• [What to work on] Without the pictures, print each of the records below exactly as it appears.

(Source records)
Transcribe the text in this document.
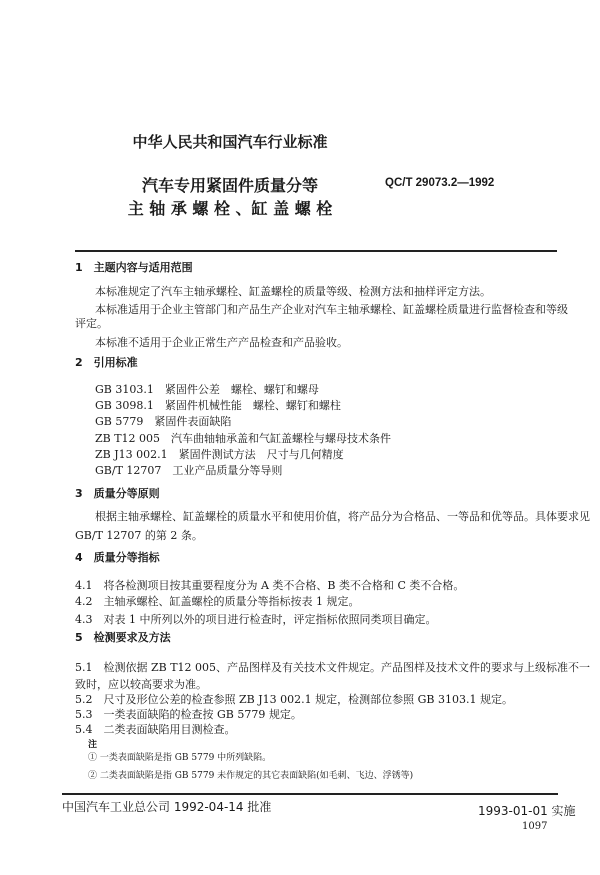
中华人民共和国汽车行业标准
QC/T 29073.2—1992
汽车专用紧固件质量分等
主 轴 承 螺 栓 、缸 盖 螺 栓
1　主题内容与适用范围
本标准规定了汽车主轴承螺栓、缸盖螺栓的质量等级、检测方法和抽样评定方法。
本标准适用于企业主管部门和产品生产企业对汽车主轴承螺栓、缸盖螺栓质量进行监督检查和等级
评定。
本标准不适用于企业正常生产产品检查和产品验收。
2　引用标准
GB 3103.1　紧固件公差　螺栓、螺钉和螺母
GB 3098.1　紧固件机械性能　螺栓、螺钉和螺柱
GB 5779　紧固件表面缺陷
ZB T12 005　汽车曲轴轴承盖和气缸盖螺栓与螺母技术条件
ZB J13 002.1　紧固件测试方法　尺寸与几何精度
GB/T 12707　工业产品质量分等导则
3　质量分等原则
根据主轴承螺栓、缸盖螺栓的质量水平和使用价值，将产品分为合格品、一等品和优等品。具体要求见
GB/T 12707 的第 2 条。
4　质量分等指标
4.1　将各检测项目按其重要程度分为 A 类不合格、B 类不合格和 C 类不合格。
4.2　主轴承螺栓、缸盖螺栓的质量分等指标按表 1 规定。
4.3　对表 1 中所列以外的项目进行检查时，评定指标依照同类项目确定。
5　检测要求及方法
5.1　检测依据 ZB T12 005、产品图样及有关技术文件规定。产品图样及技术文件的要求与上级标准不一
致时，应以较高要求为准。
5.2　尺寸及形位公差的检查参照 ZB J13 002.1 规定，检测部位参照 GB 3103.1 规定。
5.3　一类表面缺陷的检查按 GB 5779 规定。
5.4　二类表面缺陷用目测检查。
注
① 一类表面缺陷是指 GB 5779 中所列缺陷。
② 二类表面缺陷是指 GB 5779 未作规定的其它表面缺陷(如毛刺、飞边、浮锈等)
中国汽车工业总公司 1992-04-14 批准	1993-01-01 实施
1097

• [Task answer]
Transcribe the text in this document.
中华人民共和国汽车行业标准
QC/T 29073.2—1992
汽车专用紧固件质量分等
主 轴 承 螺 栓 、缸 盖 螺 栓
1　主题内容与适用范围
本标准规定了汽车主轴承螺栓、缸盖螺栓的质量等级、检测方法和抽样评定方法。
本标准适用于企业主管部门和产品生产企业对汽车主轴承螺栓、缸盖螺栓质量进行监督检查和等级
评定。
本标准不适用于企业正常生产产品检查和产品验收。
2　引用标准
GB 3103.1　紧固件公差　螺栓、螺钉和螺母
GB 3098.1　紧固件机械性能　螺栓、螺钉和螺柱
GB 5779　紧固件表面缺陷
ZB T12 005　汽车曲轴轴承盖和气缸盖螺栓与螺母技术条件
ZB J13 002.1　紧固件测试方法　尺寸与几何精度
GB/T 12707　工业产品质量分等导则
3　质量分等原则
根据主轴承螺栓、缸盖螺栓的质量水平和使用价值，将产品分为合格品、一等品和优等品。具体要求见
GB/T 12707 的第 2 条。
4　质量分等指标
4.1　将各检测项目按其重要程度分为 A 类不合格、B 类不合格和 C 类不合格。
4.2　主轴承螺栓、缸盖螺栓的质量分等指标按表 1 规定。
4.3　对表 1 中所列以外的项目进行检查时，评定指标依照同类项目确定。
5　检测要求及方法
5.1　检测依据 ZB T12 005、产品图样及有关技术文件规定。产品图样及技术文件的要求与上级标准不一
致时，应以较高要求为准。
5.2　尺寸及形位公差的检查参照 ZB J13 002.1 规定，检测部位参照 GB 3103.1 规定。
5.3　一类表面缺陷的检查按 GB 5779 规定。
5.4　二类表面缺陷用目测检查。
注
① 一类表面缺陷是指 GB 5779 中所列缺陷。
② 二类表面缺陷是指 GB 5779 未作规定的其它表面缺陷(如毛刺、飞边、浮锈等)
中国汽车工业总公司 1992-04-14 批准	1993-01-01 实施
1097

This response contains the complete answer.